- _Work to complete_
Search the material for the string "базой", then return every line where it is found.

** START OF Source data **

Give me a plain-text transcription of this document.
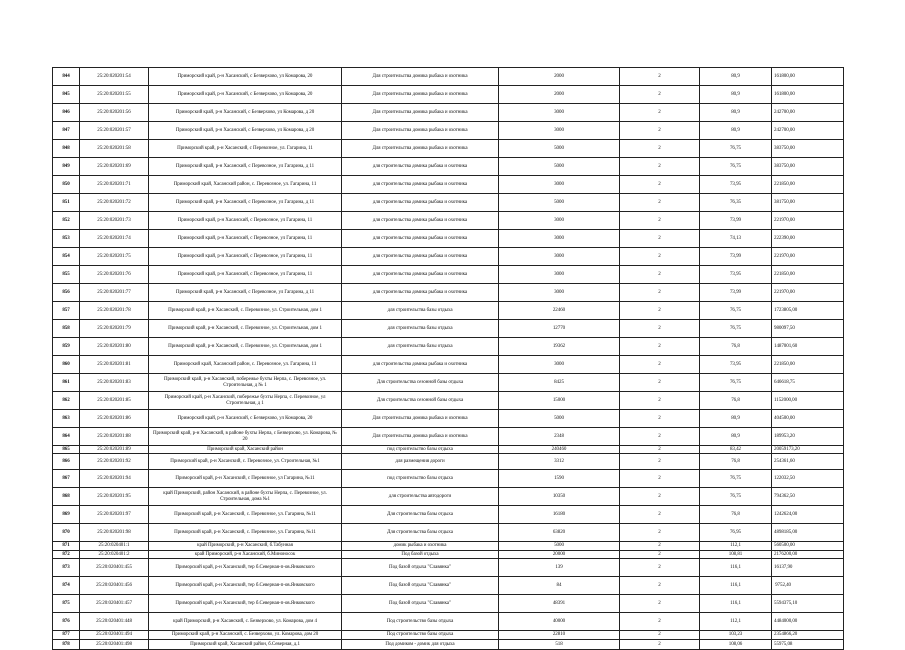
844	25:20:020201:54	Приморский край, р-н Хасанский, с Безверхово, ул Комарова, 20	Для строительства домика рыбака и охотника	2000	2	80,9	161800,00
845	25:20:020201:55	Приморский край, р-н Хасанский, с Безверхово, ул Комарова, 20	Для строительства домика рыбака и охотника	2000	2	80,9	161800,00
846	25:20:020201:56	Приморский край, р-н Хасанский, с Безверхово, ул Комарова, д 20	Для строительства домика рыбака и охотника	3000	2	80,9	242700,00
847	25:20:020201:57	Приморский край, р-н Хасанский, с Безверхово, ул Комарова, д 20	Для строительства домика рыбака и охотника	3000	2	80,9	242700,00
848	25:20:020201:58	Приморский край, р-н Хасанский, с Перевозное, ул. Гагарина, 11	Для строительства домика рыбака и охотника	5000	2	76,75	383750,00
849	25:20:020201:69	Приморский край, р-н Хасанский, с Перевозное, ул Гагарина, д 11	для строительства домика рыбака и охотника	5000	2	76,75	383750,00
850	25:20:020201:71	Приморский край, Хасанский район, с. Перевозное, ул. Гагарина, 11	для строительства домика рыбака и охотника	3000	2	73,95	221850,00
851	25:20:020201:72	Приморский край, р-н Хасанский, с Перевозное, ул Гагарина, д 11	для строительства домика рыбака и охотника	5000	2	76,35	381750,00
852	25:20:020201:73	Приморский край, р-н Хасанский, с Перевозное, ул Гагарина, 11	для строительства домика рыбака и охотника	3000	2	73,99	221970,00
853	25:20:020201:74	Приморский край, р-н Хасанский, с Перевозное, ул Гагарина, 11	для строительства домика рыбака и охотника	3000	2	74,13	222390,00
854	25:20:020201:75	Приморский край, р-н Хасанский, с Перевозное, ул Гагарина, 11	для строительства домика рыбака и охотника	3000	2	73,99	221970,00
855	25:20:020201:76	Приморский край, р-н Хасанский, с Перевозное, ул Гагарина, 11	для строительства домика рыбака и охотника	3000	2	73,95	221850,00
856	25:20:020201:77	Приморский край, р-н Хасанский, с Перевозное, ул Гагарина, д 11	для строительства домика рыбака и охотника	3000	2	73,99	221970,00
857	25:20:020201:78	Приморский край, р-н Хасанский, с. Перевозное, ул. Строительная, дом 1	для строительства базы отдыха	22460	2	76,75	1723805,00
858	25:20:020201:79	Приморский край, р-н Хасанский, с. Перевозное, ул. Строительная, дом 1	для строительства базы отдыха	12770	2	76,75	980097,50
859	25:20:020201:80	Приморский край, р-н Хасанский, с. Перевозное, ул. Строительная, дом 1	для строительства базы отдыха	19362	2	76,8	1487001,60
860	25:20:020201:81	Приморский край, Хасанский район, с. Перевозное, ул. Гагарина, 11	для строительства домика рыбака и охотника	3000	2	73,95	221850,00
861	25:20:020201:83	Приморский край, р-н Хасанский, побережье бухты Нерпа, с. Перевозное, ул. Строительная, д № 1	Для строительства сезонной базы отдыха	8425	2	76,75	646618,75
862	25:20:020201:85	Приморский край, р-н Хасанский, побережье бухты Нерпа, с. Перевозное, ул Строительная, д 1	Для строительства сезонной базы отдыха	15000	2	76,8	1152000,00
863	25:20:020201:86	Приморский край, р-н Хасанский, с Безверхово, ул Комарова, 20	Для строительства домика рыбака и охотника	5000	2	80,9	404500,00
864	25:20:020201:88	Приморский край, р-н Хасанский, в районе бухты Нерпа, с Безверхово, ул. Комарова, № 20	Для строительства домика рыбака и охотника	2348	2	80,9	189953,20
865	25:20:020201:89	Приморский край, Хасанский район	под строительство базы отдыха	240460	2	83,42	20059173,20
866	25:20:020201:92	Приморский край, р-н Хасанский, с. Перевозное, ул. Строительная, №1	для размещения дороги	3312	2	76,8	254361,60
867	25:20:020201:94	Приморский край, р-н Хасанский, с Перевозное, ул Гагарина, №11	под строительство базы отдыха	1590	2	76,75	122032,50
868	25:20:020201:95	край Приморский, район Хасанский, в районе бухты Нерпа, с. Перевозное, ул. Строительная, дома №1	для строительства автодороги	10350	2	76,75	794362,50
869	25:20:020201:97	Приморский край, р-н Хасанский, с. Перевозное, ул. Гагарина, №11	Для строительства базы отдыха	16180	2	76,8	1242624,00
870	25:20:020201:98	Приморский край, р-н Хасанский, с. Перевозное, ул. Гагарина, №11	Для строительства базы отдыха	63820	2	76,95	4898185,00
871	25:20:020401:1	край Приморский, р-н Хасанский, б.Табунная	домик рыбака и охотника	5000	2	112,1	560500,00
872	25:20:020401:2	край Приморский, р-н Хасанский, б.Миноносок	Под базой отдыха	20000	2	108,81	2176200,00
873	25:20:020401:455	Приморский край, р-н Хасанский, тер б.Северная-п-ов.Янковского	Под базой отдыха "Славянка"	139	2	116,1	16137,90
874	25:20:020401:456	Приморский край, р-н Хасанский, тер б.Северная-п-ов.Янковского	Под базой отдыха "Славянка"	84	2	116,1	9752,40
875	25:20:020401:457	Приморский край, р-н Хасанский, тер б.Северная-п-ов.Янковского	Под базой отдыха "Славянка"	48391	2	116,1	5594375,10
876	25:20:020401:448	край Приморский, р-н Хасанский, с. Безверхово, ул. Комарова, дом 4	Под строительство базы отдыха	40000	2	112,1	4484000,00
877	25:20:020401:494	Приморский край, р-н Хасанский, с. Безверхово, ул. Комарова, дом 20	Под строительство базы отдыха	22810	2	103,23	2354866,20
878	25:20:020401:498	Приморский край, Хасанский район, б.Северная, д.1	Под домиком - домик для отдыха	518	2	108,06	55975,08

** END OF Source data **

- _In response_
872	25:20:020401:2	край Приморский, р-н Хасанский, б.Миноносок	Под базой отдыха	20000	2	108,81	2176200,00
873	25:20:020401:455	Приморский край, р-н Хасанский, тер б.Северная-п-ов.Янковского	Под базой отдыха "Славянка"	139	2	116,1	16137,90
874	25:20:020401:456	Приморский край, р-н Хасанский, тер б.Северная-п-ов.Янковского	Под базой отдыха "Славянка"	84	2	116,1	9752,40
875	25:20:020401:457	Приморский край, р-н Хасанский, тер б.Северная-п-ов.Янковского	Под базой отдыха "Славянка"	48391	2	116,1	5594375,10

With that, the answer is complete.